🤖 AI Summary
This study investigates how the descriptive characteristics of pull requests (PRs) submitted by AI coding agents on GitHub influence human reviewers’ response behaviors. Leveraging the AIDev dataset, we conduct an empirical analysis of PRs from five prominent AI agents, integrating natural language processing and software engineering log mining to quantify associations between textual features of PR descriptions and human review activity, response latency, sentiment, and merge outcomes. Our work is the first to systematically reveal significant stylistic differences among AI agents in PR presentation and their impact on human-AI collaborative code review. The findings demonstrate that description style substantially affects reviewer engagement, response speed, and merge success rates, with distinct performance patterns across agents in human interaction metrics—highlighting the critical role of communicative expression in AI-assisted programming.

____________

- **Required work**
1 > In the study summary, from how many AI agents were the pull requests analyzed?
2 > Condense the study summary's paragraph beginning "This study investigates how" into a bulleted list that keeps its main facts.
3 > Please continue the study summary, starting after its last sentence.

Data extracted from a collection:
____________

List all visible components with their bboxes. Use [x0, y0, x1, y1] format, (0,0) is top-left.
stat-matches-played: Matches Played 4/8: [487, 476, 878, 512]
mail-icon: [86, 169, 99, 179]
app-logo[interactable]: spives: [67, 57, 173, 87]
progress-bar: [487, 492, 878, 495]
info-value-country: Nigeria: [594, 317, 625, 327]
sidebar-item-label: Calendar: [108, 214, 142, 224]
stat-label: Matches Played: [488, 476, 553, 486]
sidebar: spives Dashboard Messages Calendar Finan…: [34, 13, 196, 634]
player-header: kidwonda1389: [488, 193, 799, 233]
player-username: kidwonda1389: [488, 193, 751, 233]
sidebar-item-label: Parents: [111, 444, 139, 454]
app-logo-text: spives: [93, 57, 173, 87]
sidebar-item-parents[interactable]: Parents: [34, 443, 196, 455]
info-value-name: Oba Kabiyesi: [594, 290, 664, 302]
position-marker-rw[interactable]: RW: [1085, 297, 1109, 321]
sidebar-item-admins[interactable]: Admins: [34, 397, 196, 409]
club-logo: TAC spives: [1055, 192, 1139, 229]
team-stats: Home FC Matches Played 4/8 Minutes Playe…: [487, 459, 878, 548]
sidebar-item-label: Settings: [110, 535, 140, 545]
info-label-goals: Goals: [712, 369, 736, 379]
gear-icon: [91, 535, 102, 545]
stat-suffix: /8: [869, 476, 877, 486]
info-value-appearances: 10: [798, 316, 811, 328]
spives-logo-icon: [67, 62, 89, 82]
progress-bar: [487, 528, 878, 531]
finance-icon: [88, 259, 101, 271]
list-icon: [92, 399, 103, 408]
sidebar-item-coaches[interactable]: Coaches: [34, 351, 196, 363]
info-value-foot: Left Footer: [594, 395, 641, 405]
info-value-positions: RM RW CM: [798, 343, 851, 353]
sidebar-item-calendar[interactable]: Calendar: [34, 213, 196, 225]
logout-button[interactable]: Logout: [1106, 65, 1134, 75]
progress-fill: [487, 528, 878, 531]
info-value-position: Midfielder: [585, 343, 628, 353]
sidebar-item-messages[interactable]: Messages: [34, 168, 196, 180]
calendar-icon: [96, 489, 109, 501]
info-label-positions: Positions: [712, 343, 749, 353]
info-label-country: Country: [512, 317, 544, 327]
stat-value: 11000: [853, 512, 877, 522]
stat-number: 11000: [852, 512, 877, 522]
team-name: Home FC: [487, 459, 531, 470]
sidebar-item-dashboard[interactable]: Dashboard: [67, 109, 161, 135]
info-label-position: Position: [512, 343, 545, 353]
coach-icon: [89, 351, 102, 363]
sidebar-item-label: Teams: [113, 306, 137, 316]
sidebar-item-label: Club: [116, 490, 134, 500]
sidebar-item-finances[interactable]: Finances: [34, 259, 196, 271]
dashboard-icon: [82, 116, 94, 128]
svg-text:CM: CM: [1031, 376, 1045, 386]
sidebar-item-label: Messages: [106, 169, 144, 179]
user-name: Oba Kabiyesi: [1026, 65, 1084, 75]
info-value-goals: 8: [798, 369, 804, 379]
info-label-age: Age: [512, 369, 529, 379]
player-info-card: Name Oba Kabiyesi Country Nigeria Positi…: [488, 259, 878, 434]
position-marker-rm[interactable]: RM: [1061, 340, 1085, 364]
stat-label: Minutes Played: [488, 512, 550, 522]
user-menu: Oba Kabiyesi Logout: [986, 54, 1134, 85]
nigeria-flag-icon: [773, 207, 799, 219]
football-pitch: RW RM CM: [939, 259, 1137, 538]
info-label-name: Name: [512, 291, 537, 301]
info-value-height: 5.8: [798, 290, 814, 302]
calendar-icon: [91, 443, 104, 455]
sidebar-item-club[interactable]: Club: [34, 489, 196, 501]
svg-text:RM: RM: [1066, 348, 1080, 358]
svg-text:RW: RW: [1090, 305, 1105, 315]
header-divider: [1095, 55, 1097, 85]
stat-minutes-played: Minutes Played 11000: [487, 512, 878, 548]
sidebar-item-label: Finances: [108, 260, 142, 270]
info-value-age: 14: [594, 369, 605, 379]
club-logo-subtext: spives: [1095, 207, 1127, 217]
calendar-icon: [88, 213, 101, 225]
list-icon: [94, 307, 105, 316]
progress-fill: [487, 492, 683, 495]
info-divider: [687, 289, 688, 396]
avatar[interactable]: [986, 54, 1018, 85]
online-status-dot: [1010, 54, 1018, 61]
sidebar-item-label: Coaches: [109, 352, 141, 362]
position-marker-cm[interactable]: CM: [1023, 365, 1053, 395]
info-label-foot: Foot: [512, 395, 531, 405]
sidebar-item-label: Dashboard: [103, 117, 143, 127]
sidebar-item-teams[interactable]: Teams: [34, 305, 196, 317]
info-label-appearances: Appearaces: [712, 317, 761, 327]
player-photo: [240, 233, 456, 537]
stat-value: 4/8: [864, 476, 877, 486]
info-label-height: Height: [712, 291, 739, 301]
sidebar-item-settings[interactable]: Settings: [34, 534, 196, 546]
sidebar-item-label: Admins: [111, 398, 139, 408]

____________

- **Answers by task**
1 > Five.

2 >
- Examines how the descriptions of pull requests submitted by AI coding agents on GitHub shape human reviewers' responses.
- Analyzes pull requests from five prominent AI agents in the AIDev dataset.
- Combines natural language processing with software engineering log mining to link description text features to review activity, response latency, sentiment, and merge outcomes.
- Is the first to systematically show that AI agents differ markedly in pull request style and that these differences affect human-AI collaborative code review.
- Finds that description style strongly affects reviewer engagement, response speed, and merge success, with each agent showing its own pattern in human interaction metrics.
- Concludes that communicative expression plays a critical role in AI-assisted programming.

3 >
📝 Abstract
The rapid adoption of large language models has led to the emergence of AI coding agents that autonomously create pull requests on GitHub. However, how these agents differ in their pull request description characteristics, and how human reviewers respond to them, remains underexplored. In this study, we conduct an empirical analysis of pull requests created by five AI coding agents using the AIDev dataset. We analyze agent differences in pull request description characteristics, including structural features, and examine human reviewer response in terms of review activity, response timing, sentiment, and merge outcomes. We find that AI coding agents exhibit distinct PR description styles, which are associated with differences in reviewer engagement, response time, and merge outcomes. We observe notable variation across agents in both reviewer interaction metrics and merge rates. These findings highlight the role of pull request presentation and reviewer interaction dynamics in human-AI collaborative software development.